▸ **Records shown**:
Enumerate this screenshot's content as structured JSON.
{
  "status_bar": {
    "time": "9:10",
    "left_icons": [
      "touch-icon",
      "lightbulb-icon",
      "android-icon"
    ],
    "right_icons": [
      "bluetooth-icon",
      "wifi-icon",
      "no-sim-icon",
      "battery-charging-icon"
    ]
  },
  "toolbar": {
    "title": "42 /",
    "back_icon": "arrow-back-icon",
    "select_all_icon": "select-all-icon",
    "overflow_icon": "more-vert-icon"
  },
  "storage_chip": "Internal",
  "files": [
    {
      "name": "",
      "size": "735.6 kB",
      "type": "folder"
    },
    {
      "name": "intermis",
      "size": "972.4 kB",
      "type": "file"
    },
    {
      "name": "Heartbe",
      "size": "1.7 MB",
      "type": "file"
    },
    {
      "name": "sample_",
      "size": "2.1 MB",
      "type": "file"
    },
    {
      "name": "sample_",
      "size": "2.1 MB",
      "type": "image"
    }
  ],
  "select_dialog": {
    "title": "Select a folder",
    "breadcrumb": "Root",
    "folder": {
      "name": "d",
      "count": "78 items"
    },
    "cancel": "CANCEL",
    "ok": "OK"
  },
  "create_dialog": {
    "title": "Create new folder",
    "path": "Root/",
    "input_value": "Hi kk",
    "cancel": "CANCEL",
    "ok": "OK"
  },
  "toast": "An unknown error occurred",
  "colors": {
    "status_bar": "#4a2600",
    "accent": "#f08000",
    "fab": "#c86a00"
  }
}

▸ **Prompt**: Quote each line of the listing above exactly.

▸ **Task answer**:
Enumerate this screenshot's content as structured JSON.
{
  "status_bar": {
    "time": "9:10",
    "left_icons": [
      "touch-icon",
      "lightbulb-icon",
      "android-icon"
    ],
    "right_icons": [
      "bluetooth-icon",
      "wifi-icon",
      "no-sim-icon",
      "battery-charging-icon"
    ]
  },
  "toolbar": {
    "title": "42 /",
    "back_icon": "arrow-back-icon",
    "select_all_icon": "select-all-icon",
    "overflow_icon": "more-vert-icon"
  },
  "storage_chip": "Internal",
  "files": [
    {
      "name": "",
      "size": "735.6 kB",
      "type": "folder"
    },
    {
      "name": "intermis",
      "size": "972.4 kB",
      "type": "file"
    },
    {
      "name": "Heartbe",
      "size": "1.7 MB",
      "type": "file"
    },
    {
      "name": "sample_",
      "size": "2.1 MB",
      "type": "file"
    },
    {
      "name": "sample_",
      "size": "2.1 MB",
      "type": "image"
    }
  ],
  "select_dialog": {
    "title": "Select a folder",
    "breadcrumb": "Root",
    "folder": {
      "name": "d",
      "count": "78 items"
    },
    "cancel": "CANCEL",
    "ok": "OK"
  },
  "create_dialog": {
    "title": "Create new folder",
    "path": "Root/",
    "input_value": "Hi kk",
    "cancel": "CANCEL",
    "ok": "OK"
  },
  "toast": "An unknown error occurred",
  "colors": {
    "status_bar": "#4a2600",
    "accent": "#f08000",
    "fab": "#c86a00"
  }
}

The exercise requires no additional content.